OBJECTIVE — Output an exact reproduction of the data.

>> start EXERCISE MATERIALS

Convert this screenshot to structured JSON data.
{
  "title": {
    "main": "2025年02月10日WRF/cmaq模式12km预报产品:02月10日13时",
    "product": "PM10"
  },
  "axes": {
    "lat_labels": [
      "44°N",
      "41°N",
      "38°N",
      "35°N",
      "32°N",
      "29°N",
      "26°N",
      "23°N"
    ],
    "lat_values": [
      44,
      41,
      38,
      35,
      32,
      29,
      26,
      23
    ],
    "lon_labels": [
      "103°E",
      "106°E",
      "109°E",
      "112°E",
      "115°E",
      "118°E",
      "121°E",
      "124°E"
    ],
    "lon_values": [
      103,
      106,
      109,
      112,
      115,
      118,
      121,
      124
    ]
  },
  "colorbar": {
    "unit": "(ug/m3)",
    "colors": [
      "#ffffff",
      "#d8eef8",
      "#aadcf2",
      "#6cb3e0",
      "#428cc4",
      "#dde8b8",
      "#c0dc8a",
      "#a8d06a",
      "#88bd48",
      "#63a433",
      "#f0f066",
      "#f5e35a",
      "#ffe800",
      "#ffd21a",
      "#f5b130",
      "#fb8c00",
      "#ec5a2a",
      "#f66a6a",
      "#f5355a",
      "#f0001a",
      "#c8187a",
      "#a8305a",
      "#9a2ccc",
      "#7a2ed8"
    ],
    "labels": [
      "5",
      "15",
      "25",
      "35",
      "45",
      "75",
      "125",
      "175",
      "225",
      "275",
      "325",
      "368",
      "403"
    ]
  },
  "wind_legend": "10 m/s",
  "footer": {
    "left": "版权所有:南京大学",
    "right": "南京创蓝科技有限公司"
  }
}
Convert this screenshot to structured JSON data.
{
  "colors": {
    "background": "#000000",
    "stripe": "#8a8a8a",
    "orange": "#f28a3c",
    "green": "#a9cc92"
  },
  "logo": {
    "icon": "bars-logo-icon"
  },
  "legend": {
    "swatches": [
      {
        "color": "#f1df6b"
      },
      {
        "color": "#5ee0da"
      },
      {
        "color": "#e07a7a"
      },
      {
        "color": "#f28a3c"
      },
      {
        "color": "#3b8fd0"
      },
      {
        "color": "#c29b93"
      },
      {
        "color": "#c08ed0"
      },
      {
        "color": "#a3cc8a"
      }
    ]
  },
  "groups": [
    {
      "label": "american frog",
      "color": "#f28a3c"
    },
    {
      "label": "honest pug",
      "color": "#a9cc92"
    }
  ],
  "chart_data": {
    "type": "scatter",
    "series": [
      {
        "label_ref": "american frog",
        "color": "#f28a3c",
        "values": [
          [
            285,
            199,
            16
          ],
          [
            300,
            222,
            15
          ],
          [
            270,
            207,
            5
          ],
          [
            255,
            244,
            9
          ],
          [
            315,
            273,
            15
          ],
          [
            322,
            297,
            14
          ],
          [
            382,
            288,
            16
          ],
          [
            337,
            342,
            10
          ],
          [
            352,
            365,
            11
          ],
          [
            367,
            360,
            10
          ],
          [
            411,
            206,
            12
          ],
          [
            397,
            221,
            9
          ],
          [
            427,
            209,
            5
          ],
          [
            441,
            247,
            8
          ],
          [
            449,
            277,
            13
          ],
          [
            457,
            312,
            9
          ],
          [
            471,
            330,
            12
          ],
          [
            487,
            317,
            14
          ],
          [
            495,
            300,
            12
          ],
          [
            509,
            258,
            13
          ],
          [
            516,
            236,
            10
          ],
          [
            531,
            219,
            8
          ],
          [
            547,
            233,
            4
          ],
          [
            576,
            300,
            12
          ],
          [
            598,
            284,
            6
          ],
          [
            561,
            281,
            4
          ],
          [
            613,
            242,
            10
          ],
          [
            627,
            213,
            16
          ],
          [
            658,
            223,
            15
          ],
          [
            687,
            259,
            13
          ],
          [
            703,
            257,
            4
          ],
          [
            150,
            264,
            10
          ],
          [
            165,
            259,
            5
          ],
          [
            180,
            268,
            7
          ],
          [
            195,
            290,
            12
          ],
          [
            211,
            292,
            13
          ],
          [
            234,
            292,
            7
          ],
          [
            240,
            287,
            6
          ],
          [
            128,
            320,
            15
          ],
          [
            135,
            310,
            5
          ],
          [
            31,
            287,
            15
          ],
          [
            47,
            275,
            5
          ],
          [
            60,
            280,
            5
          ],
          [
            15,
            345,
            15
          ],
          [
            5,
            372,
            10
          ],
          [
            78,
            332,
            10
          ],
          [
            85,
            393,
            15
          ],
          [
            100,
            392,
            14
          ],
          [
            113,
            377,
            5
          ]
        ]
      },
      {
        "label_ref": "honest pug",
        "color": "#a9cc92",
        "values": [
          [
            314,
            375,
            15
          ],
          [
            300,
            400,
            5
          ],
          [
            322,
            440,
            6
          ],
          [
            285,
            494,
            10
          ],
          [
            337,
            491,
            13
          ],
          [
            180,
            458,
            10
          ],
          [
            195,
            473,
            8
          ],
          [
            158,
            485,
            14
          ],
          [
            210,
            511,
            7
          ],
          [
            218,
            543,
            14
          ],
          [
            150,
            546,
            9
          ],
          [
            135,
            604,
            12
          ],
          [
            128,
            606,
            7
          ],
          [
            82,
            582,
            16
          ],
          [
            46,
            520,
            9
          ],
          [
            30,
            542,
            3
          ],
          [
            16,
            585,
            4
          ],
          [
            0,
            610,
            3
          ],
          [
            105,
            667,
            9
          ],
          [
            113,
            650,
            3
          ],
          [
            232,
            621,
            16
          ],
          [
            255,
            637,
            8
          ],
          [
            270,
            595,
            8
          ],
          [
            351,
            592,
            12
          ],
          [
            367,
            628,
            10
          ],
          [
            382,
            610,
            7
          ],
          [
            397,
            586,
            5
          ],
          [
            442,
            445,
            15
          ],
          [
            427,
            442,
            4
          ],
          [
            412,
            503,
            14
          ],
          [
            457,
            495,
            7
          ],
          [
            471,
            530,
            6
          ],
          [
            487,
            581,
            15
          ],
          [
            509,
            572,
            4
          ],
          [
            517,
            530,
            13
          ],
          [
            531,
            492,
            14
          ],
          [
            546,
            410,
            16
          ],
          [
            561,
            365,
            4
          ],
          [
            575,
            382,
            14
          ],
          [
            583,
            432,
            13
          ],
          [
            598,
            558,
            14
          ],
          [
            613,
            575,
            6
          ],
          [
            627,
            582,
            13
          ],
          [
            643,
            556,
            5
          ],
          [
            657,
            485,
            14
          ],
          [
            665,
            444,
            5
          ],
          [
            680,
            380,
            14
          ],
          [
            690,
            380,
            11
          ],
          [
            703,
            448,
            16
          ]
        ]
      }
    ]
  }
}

>> end EXERCISE MATERIALS

OUTPUT FOR THIS EXERCISE —
Convert this screenshot to structured JSON data.
{
  "title": {
    "main": "2025年02月10日WRF/cmaq模式12km预报产品:02月10日13时",
    "product": "PM10"
  },
  "axes": {
    "lat_labels": [
      "44°N",
      "41°N",
      "38°N",
      "35°N",
      "32°N",
      "29°N",
      "26°N",
      "23°N"
    ],
    "lat_values": [
      44,
      41,
      38,
      35,
      32,
      29,
      26,
      23
    ],
    "lon_labels": [
      "103°E",
      "106°E",
      "109°E",
      "112°E",
      "115°E",
      "118°E",
      "121°E",
      "124°E"
    ],
    "lon_values": [
      103,
      106,
      109,
      112,
      115,
      118,
      121,
      124
    ]
  },
  "colorbar": {
    "unit": "(ug/m3)",
    "colors": [
      "#ffffff",
      "#d8eef8",
      "#aadcf2",
      "#6cb3e0",
      "#428cc4",
      "#dde8b8",
      "#c0dc8a",
      "#a8d06a",
      "#88bd48",
      "#63a433",
      "#f0f066",
      "#f5e35a",
      "#ffe800",
      "#ffd21a",
      "#f5b130",
      "#fb8c00",
      "#ec5a2a",
      "#f66a6a",
      "#f5355a",
      "#f0001a",
      "#c8187a",
      "#a8305a",
      "#9a2ccc",
      "#7a2ed8"
    ],
    "labels": [
      "5",
      "15",
      "25",
      "35",
      "45",
      "75",
      "125",
      "175",
      "225",
      "275",
      "325",
      "368",
      "403"
    ]
  },
  "wind_legend": "10 m/s",
  "footer": {
    "left": "版权所有:南京大学",
    "right": "南京创蓝科技有限公司"
  }
}
Convert this screenshot to structured JSON data.
{
  "colors": {
    "background": "#000000",
    "stripe": "#8a8a8a",
    "orange": "#f28a3c",
    "green": "#a9cc92"
  },
  "logo": {
    "icon": "bars-logo-icon"
  },
  "legend": {
    "swatches": [
      {
        "color": "#f1df6b"
      },
      {
        "color": "#5ee0da"
      },
      {
        "color": "#e07a7a"
      },
      {
        "color": "#f28a3c"
      },
      {
        "color": "#3b8fd0"
      },
      {
        "color": "#c29b93"
      },
      {
        "color": "#c08ed0"
      },
      {
        "color": "#a3cc8a"
      }
    ]
  },
  "groups": [
    {
      "label": "american frog",
      "color": "#f28a3c"
    },
    {
      "label": "honest pug",
      "color": "#a9cc92"
    }
  ],
  "chart_data": {
    "type": "scatter",
    "series": [
      {
        "label_ref": "american frog",
        "color": "#f28a3c",
        "values": [
          [
            285,
            199,
            16
          ],
          [
            300,
            222,
            15
          ],
          [
            270,
            207,
            5
          ],
          [
            255,
            244,
            9
          ],
          [
            315,
            273,
            15
          ],
          [
            322,
            297,
            14
          ],
          [
            382,
            288,
            16
          ],
          [
            337,
            342,
            10
          ],
          [
            352,
            365,
            11
          ],
          [
            367,
            360,
            10
          ],
          [
            411,
            206,
            12
          ],
          [
            397,
            221,
            9
          ],
          [
            427,
            209,
            5
          ],
          [
            441,
            247,
            8
          ],
          [
            449,
            277,
            13
          ],
          [
            457,
            312,
            9
          ],
          [
            471,
            330,
            12
          ],
          [
            487,
            317,
            14
          ],
          [
            495,
            300,
            12
          ],
          [
            509,
            258,
            13
          ],
          [
            516,
            236,
            10
          ],
          [
            531,
            219,
            8
          ],
          [
            547,
            233,
            4
          ],
          [
            576,
            300,
            12
          ],
          [
            598,
            284,
            6
          ],
          [
            561,
            281,
            4
          ],
          [
            613,
            242,
            10
          ],
          [
            627,
            213,
            16
          ],
          [
            658,
            223,
            15
          ],
          [
            687,
            259,
            13
          ],
          [
            703,
            257,
            4
          ],
          [
            150,
            264,
            10
          ],
          [
            165,
            259,
            5
          ],
          [
            180,
            268,
            7
          ],
          [
            195,
            290,
            12
          ],
          [
            211,
            292,
            13
          ],
          [
            234,
            292,
            7
          ],
          [
            240,
            287,
            6
          ],
          [
            128,
            320,
            15
          ],
          [
            135,
            310,
            5
          ],
          [
            31,
            287,
            15
          ],
          [
            47,
            275,
            5
          ],
          [
            60,
            280,
            5
          ],
          [
            15,
            345,
            15
          ],
          [
            5,
            372,
            10
          ],
          [
            78,
            332,
            10
          ],
          [
            85,
            393,
            15
          ],
          [
            100,
            392,
            14
          ],
          [
            113,
            377,
            5
          ]
        ]
      },
      {
        "label_ref": "honest pug",
        "color": "#a9cc92",
        "values": [
          [
            314,
            375,
            15
          ],
          [
            300,
            400,
            5
          ],
          [
            322,
            440,
            6
          ],
          [
            285,
            494,
            10
          ],
          [
            337,
            491,
            13
          ],
          [
            180,
            458,
            10
          ],
          [
            195,
            473,
            8
          ],
          [
            158,
            485,
            14
          ],
          [
            210,
            511,
            7
          ],
          [
            218,
            543,
            14
          ],
          [
            150,
            546,
            9
          ],
          [
            135,
            604,
            12
          ],
          [
            128,
            606,
            7
          ],
          [
            82,
            582,
            16
          ],
          [
            46,
            520,
            9
          ],
          [
            30,
            542,
            3
          ],
          [
            16,
            585,
            4
          ],
          [
            0,
            610,
            3
          ],
          [
            105,
            667,
            9
          ],
          [
            113,
            650,
            3
          ],
          [
            232,
            621,
            16
          ],
          [
            255,
            637,
            8
          ],
          [
            270,
            595,
            8
          ],
          [
            351,
            592,
            12
          ],
          [
            367,
            628,
            10
          ],
          [
            382,
            610,
            7
          ],
          [
            397,
            586,
            5
          ],
          [
            442,
            445,
            15
          ],
          [
            427,
            442,
            4
          ],
          [
            412,
            503,
            14
          ],
          [
            457,
            495,
            7
          ],
          [
            471,
            530,
            6
          ],
          [
            487,
            581,
            15
          ],
          [
            509,
            572,
            4
          ],
          [
            517,
            530,
            13
          ],
          [
            531,
            492,
            14
          ],
          [
            546,
            410,
            16
          ],
          [
            561,
            365,
            4
          ],
          [
            575,
            382,
            14
          ],
          [
            583,
            432,
            13
          ],
          [
            598,
            558,
            14
          ],
          [
            613,
            575,
            6
          ],
          [
            627,
            582,
            13
          ],
          [
            643,
            556,
            5
          ],
          [
            657,
            485,
            14
          ],
          [
            665,
            444,
            5
          ],
          [
            680,
            380,
            14
          ],
          [
            690,
            380,
            11
          ],
          [
            703,
            448,
            16
          ]
        ]
      }
    ]
  }
}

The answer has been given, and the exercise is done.